- **WHAT YOU HAVE TO DO**
Write out the material exactly, without any of its pictures.

- **Dataset entries**
---------------

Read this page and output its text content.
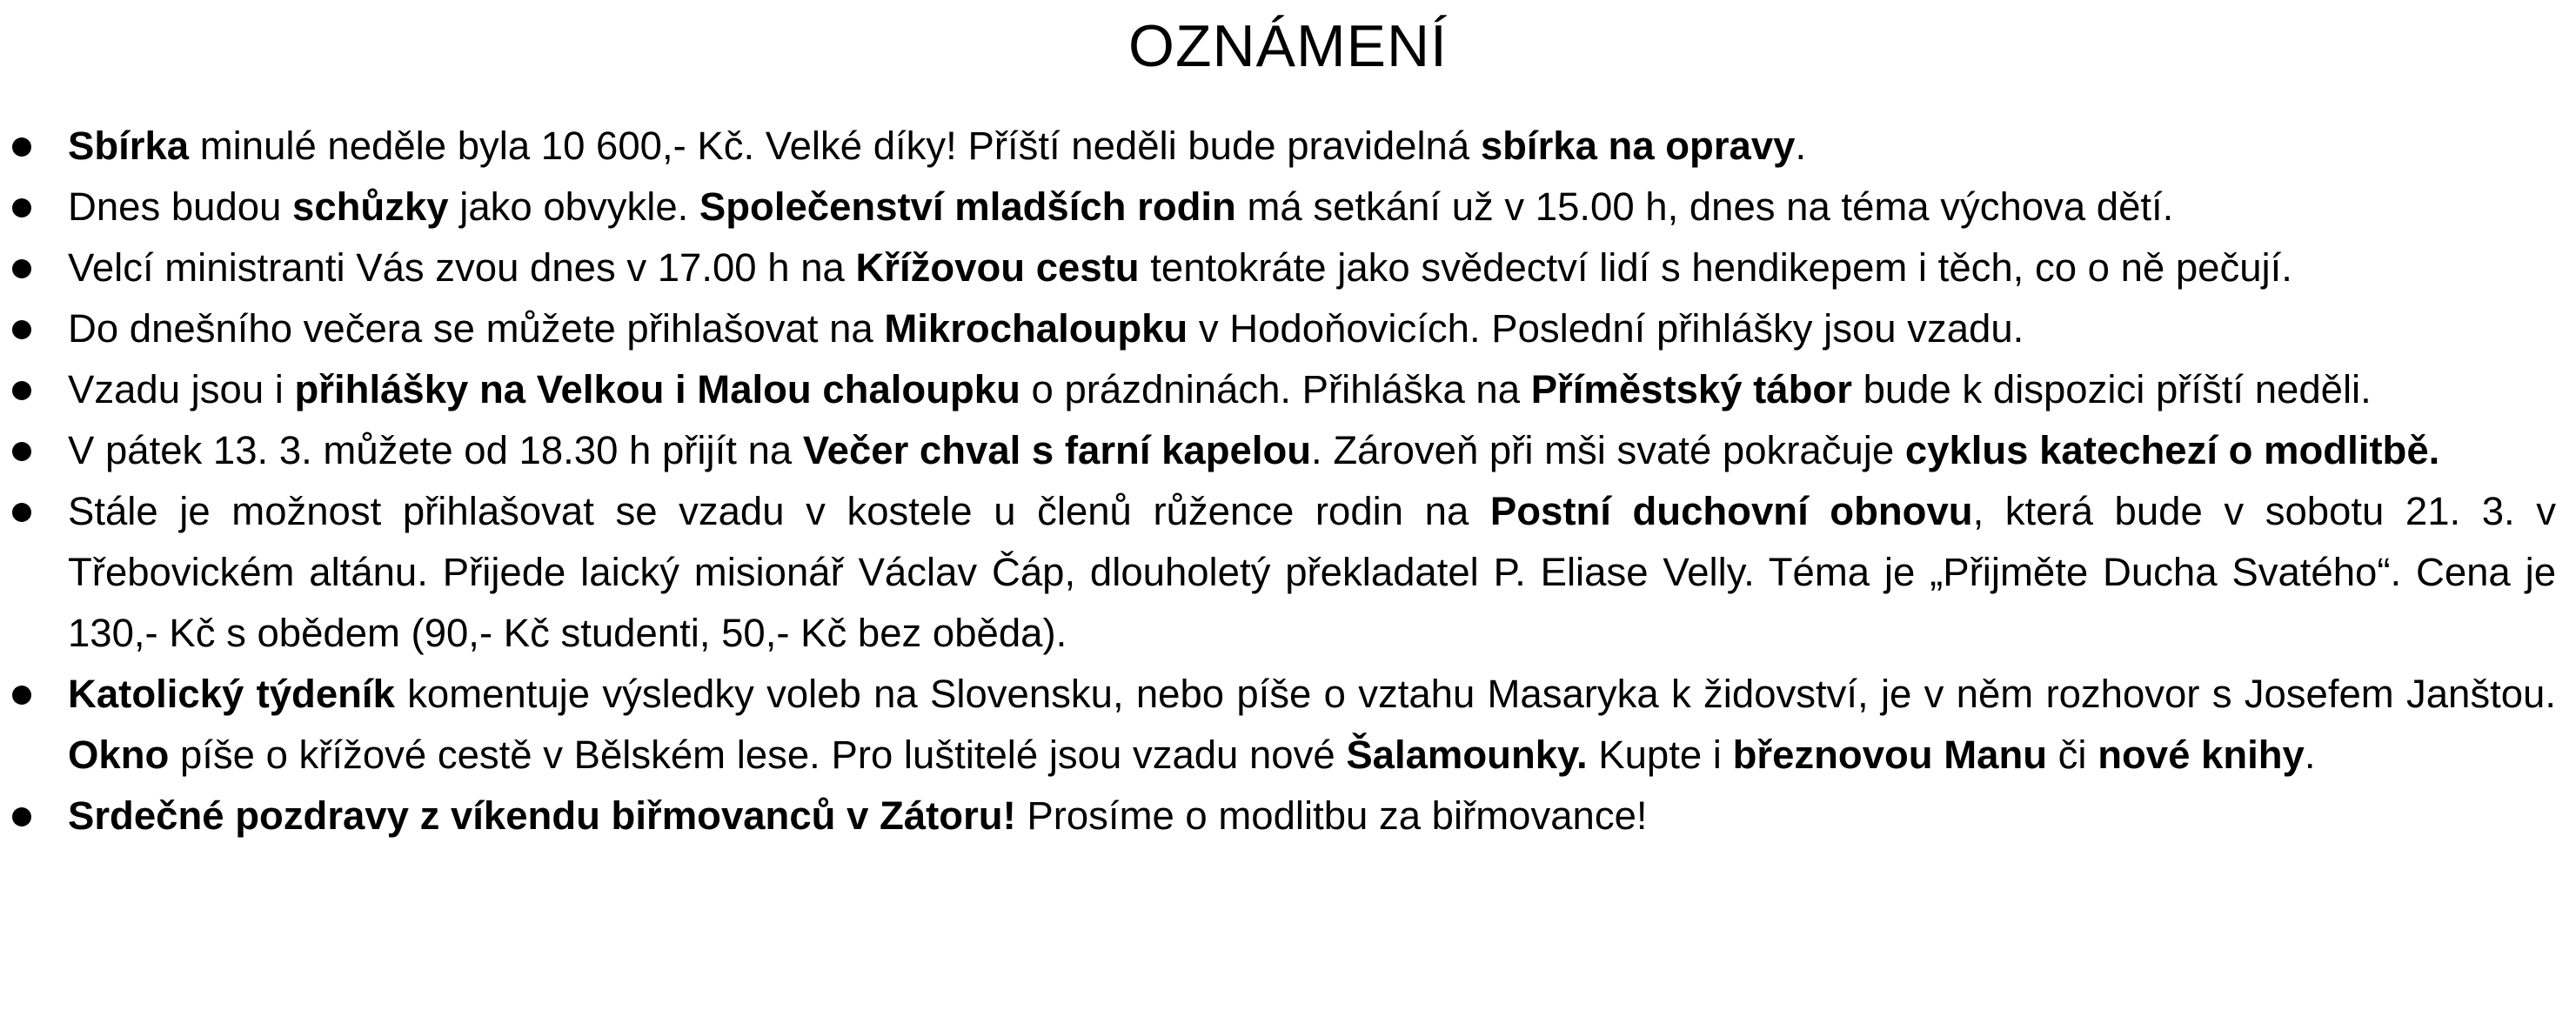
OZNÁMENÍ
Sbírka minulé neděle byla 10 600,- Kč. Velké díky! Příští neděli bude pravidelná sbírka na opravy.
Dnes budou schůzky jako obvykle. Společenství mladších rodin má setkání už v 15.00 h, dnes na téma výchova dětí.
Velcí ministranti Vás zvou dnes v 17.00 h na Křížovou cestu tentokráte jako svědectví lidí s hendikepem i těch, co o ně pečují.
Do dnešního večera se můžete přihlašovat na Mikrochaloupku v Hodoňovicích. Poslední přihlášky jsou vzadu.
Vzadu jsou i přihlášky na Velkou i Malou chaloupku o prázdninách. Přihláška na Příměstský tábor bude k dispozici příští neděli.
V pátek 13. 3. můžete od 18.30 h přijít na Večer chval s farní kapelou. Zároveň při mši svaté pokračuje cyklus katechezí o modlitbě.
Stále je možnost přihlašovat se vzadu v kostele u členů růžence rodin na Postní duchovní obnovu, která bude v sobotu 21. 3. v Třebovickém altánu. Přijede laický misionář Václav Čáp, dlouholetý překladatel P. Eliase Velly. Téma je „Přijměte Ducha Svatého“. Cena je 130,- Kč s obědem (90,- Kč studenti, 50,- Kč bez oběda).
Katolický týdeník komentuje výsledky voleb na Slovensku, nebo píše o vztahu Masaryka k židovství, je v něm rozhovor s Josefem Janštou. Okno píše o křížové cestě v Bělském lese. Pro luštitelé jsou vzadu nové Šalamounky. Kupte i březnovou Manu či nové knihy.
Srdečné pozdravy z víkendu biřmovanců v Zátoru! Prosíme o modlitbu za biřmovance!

---------------

- **SOLUTION TO THIS TASK**
Read this page and output its text content.
OZNÁMENÍ
Sbírka minulé neděle byla 10 600,- Kč. Velké díky! Příští neděli bude pravidelná sbírka na opravy.
Dnes budou schůzky jako obvykle. Společenství mladších rodin má setkání už v 15.00 h, dnes na téma výchova dětí.
Velcí ministranti Vás zvou dnes v 17.00 h na Křížovou cestu tentokráte jako svědectví lidí s hendikepem i těch, co o ně pečují.
Do dnešního večera se můžete přihlašovat na Mikrochaloupku v Hodoňovicích. Poslední přihlášky jsou vzadu.
Vzadu jsou i přihlášky na Velkou i Malou chaloupku o prázdninách. Přihláška na Příměstský tábor bude k dispozici příští neděli.
V pátek 13. 3. můžete od 18.30 h přijít na Večer chval s farní kapelou. Zároveň při mši svaté pokračuje cyklus katechezí o modlitbě.
Stále je možnost přihlašovat se vzadu v kostele u členů růžence rodin na Postní duchovní obnovu, která bude v sobotu 21. 3. v Třebovickém altánu. Přijede laický misionář Václav Čáp, dlouholetý překladatel P. Eliase Velly. Téma je „Přijměte Ducha Svatého“. Cena je 130,- Kč s obědem (90,- Kč studenti, 50,- Kč bez oběda).
Katolický týdeník komentuje výsledky voleb na Slovensku, nebo píše o vztahu Masaryka k židovství, je v něm rozhovor s Josefem Janštou. Okno píše o křížové cestě v Bělském lese. Pro luštitelé jsou vzadu nové Šalamounky. Kupte i březnovou Manu či nové knihy.
Srdečné pozdravy z víkendu biřmovanců v Zátoru! Prosíme o modlitbu za biřmovance!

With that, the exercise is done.